— START Records shown —
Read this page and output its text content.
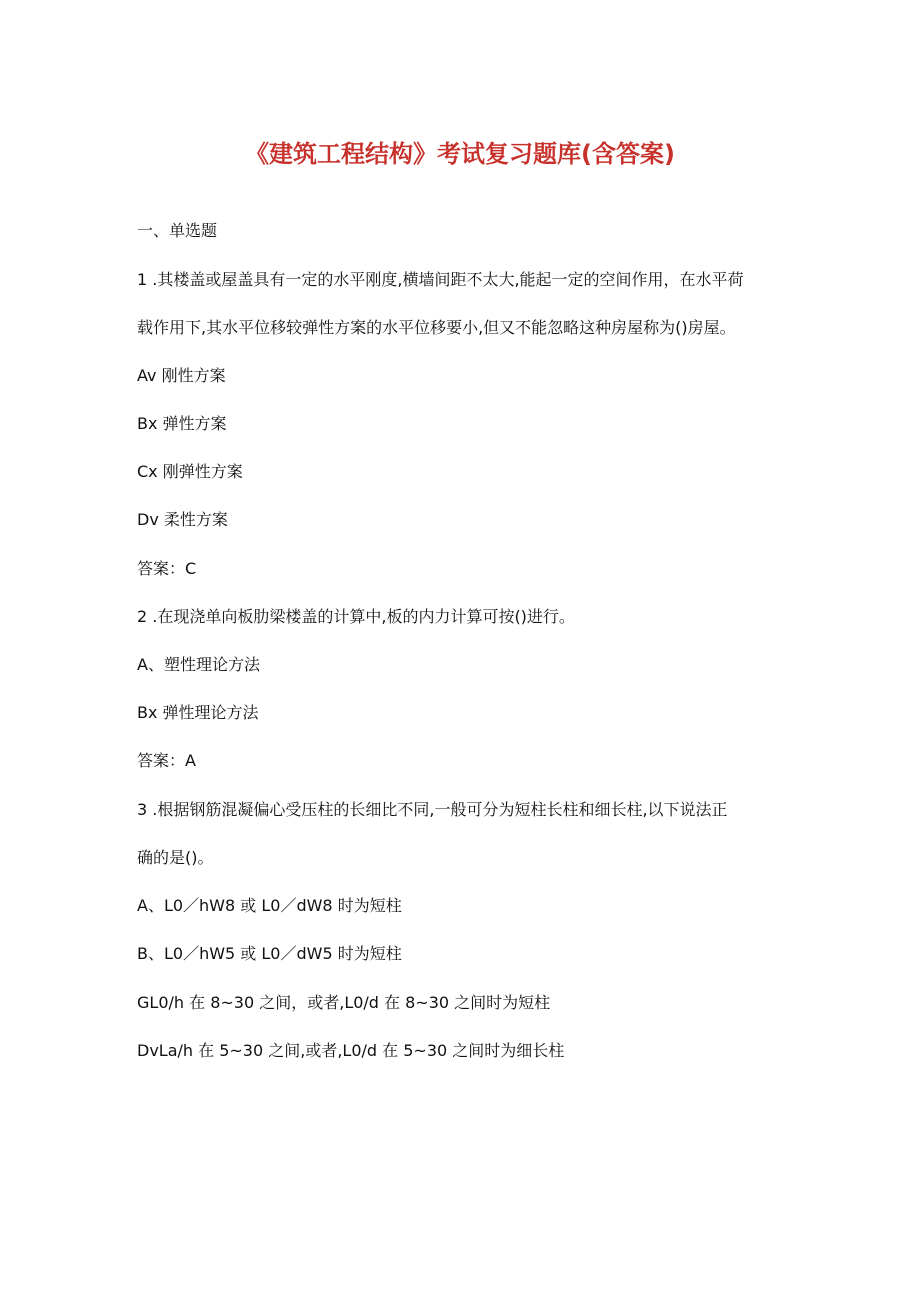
《建筑工程结构》考试复习题库(含答案)
一、单选题
1 .其楼盖或屋盖具有一定的水平刚度,横墙间距不太大,能起一定的空间作用，在水平荷
载作用下,其水平位移较弹性方案的水平位移要小,但又不能忽略这种房屋称为()房屋。
Av 刚性方案
Bx 弹性方案
Cx 刚弹性方案
Dv 柔性方案
答案：C
2 .在现浇单向板肋梁楼盖的计算中,板的内力计算可按()进行。
A、塑性理论方法
Bx 弹性理论方法
答案：A
3 .根据钢筋混凝偏心受压柱的长细比不同,一般可分为短柱长柱和细长柱,以下说法正
确的是()。
A、L0／hW8 或 L0／dW8 时为短柱
B、L0／hW5 或 L0／dW5 时为短柱
GL0/h 在 8~30 之间，或者,L0/d 在 8~30 之间时为短柱
DvLa/h 在 5~30 之间,或者,L0/d 在 5~30 之间时为细长柱
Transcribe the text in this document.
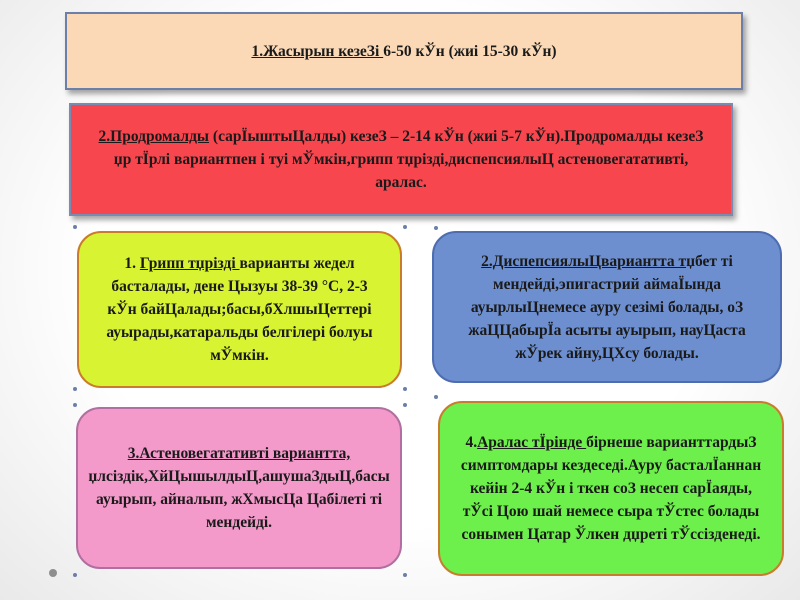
1.Жасырын кезеЗі 6-50 кЎн (жиі 15-30 кЎн)
2.Продромалды (сарЇыштыЦалды) кезеЗ – 2-14 кЎн (жиі 5-7 кЎн).Продромалды кезеЗ џр тЇрлі вариантпен і туі мЎмкін,грипп тџрізді,диспепсиялыЦ астеновегатативті, аралас.
1. Грипп тџрізді варианты жедел басталады, дене Цызуы 38-39 °С, 2-3 кЎн байЦалады;басы,бХлшыЦеттері ауырады,катаральды белгілері болуы мЎмкін.
2.ДиспепсиялыЦвариантта тџбет ті мендейді,эпигастрий аймаЇында ауырлыЦнемесе ауру сезімі болады, оЗ жаЦЦабырЇа асыты ауырып, науЦаста жЎрек айну,ЦХсу болады.
3.Астеновегатативті вариантта, џлсіздік,ХйЦышылдыЦ,ашушаЗдыЦ,басы ауырып, айналып, жХмысЦа Цабілеті ті мендейді.
4.Аралас тЇрінде бірнеше варианттардыЗ симптомдары кездеседі.Ауру басталЇаннан кейін 2-4 кЎн і ткен соЗ несеп сарЇаяды, тЎсі Цою шай немесе сыра тЎстес болады сонымен Цатар Ўлкен дџреті тЎссізденеді.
— END Records shown —
• [What is required] Pictures don't belong in the copy. Transcribe every record exactly as it appears.

• [Full output]
Read this page and output its text content.
《建筑工程结构》考试复习题库(含答案)
一、单选题
1 .其楼盖或屋盖具有一定的水平刚度,横墙间距不太大,能起一定的空间作用，在水平荷
载作用下,其水平位移较弹性方案的水平位移要小,但又不能忽略这种房屋称为()房屋。
Av 刚性方案
Bx 弹性方案
Cx 刚弹性方案
Dv 柔性方案
答案：C
2 .在现浇单向板肋梁楼盖的计算中,板的内力计算可按()进行。
A、塑性理论方法
Bx 弹性理论方法
答案：A
3 .根据钢筋混凝偏心受压柱的长细比不同,一般可分为短柱长柱和细长柱,以下说法正
确的是()。
A、L0／hW8 或 L0／dW8 时为短柱
B、L0／hW5 或 L0／dW5 时为短柱
GL0/h 在 8~30 之间，或者,L0/d 在 8~30 之间时为短柱
DvLa/h 在 5~30 之间,或者,L0/d 在 5~30 之间时为细长柱
Transcribe the text in this document.
1.Жасырын кезеЗі 6-50 кЎн (жиі 15-30 кЎн)
2.Продромалды (сарЇыштыЦалды) кезеЗ – 2-14 кЎн (жиі 5-7 кЎн).Продромалды кезеЗ џр тЇрлі вариантпен і туі мЎмкін,грипп тџрізді,диспепсиялыЦ астеновегатативті, аралас.
1. Грипп тџрізді варианты жедел басталады, дене Цызуы 38-39 °С, 2-3 кЎн байЦалады;басы,бХлшыЦеттері ауырады,катаральды белгілері болуы мЎмкін.
2.ДиспепсиялыЦвариантта тџбет ті мендейді,эпигастрий аймаЇында ауырлыЦнемесе ауру сезімі болады, оЗ жаЦЦабырЇа асыты ауырып, науЦаста жЎрек айну,ЦХсу болады.
3.Астеновегатативті вариантта, џлсіздік,ХйЦышылдыЦ,ашушаЗдыЦ,басы ауырып, айналып, жХмысЦа Цабілеті ті мендейді.
4.Аралас тЇрінде бірнеше варианттардыЗ симптомдары кездеседі.Ауру басталЇаннан кейін 2-4 кЎн і ткен соЗ несеп сарЇаяды, тЎсі Цою шай немесе сыра тЎстес болады сонымен Цатар Ўлкен дџреті тЎссізденеді.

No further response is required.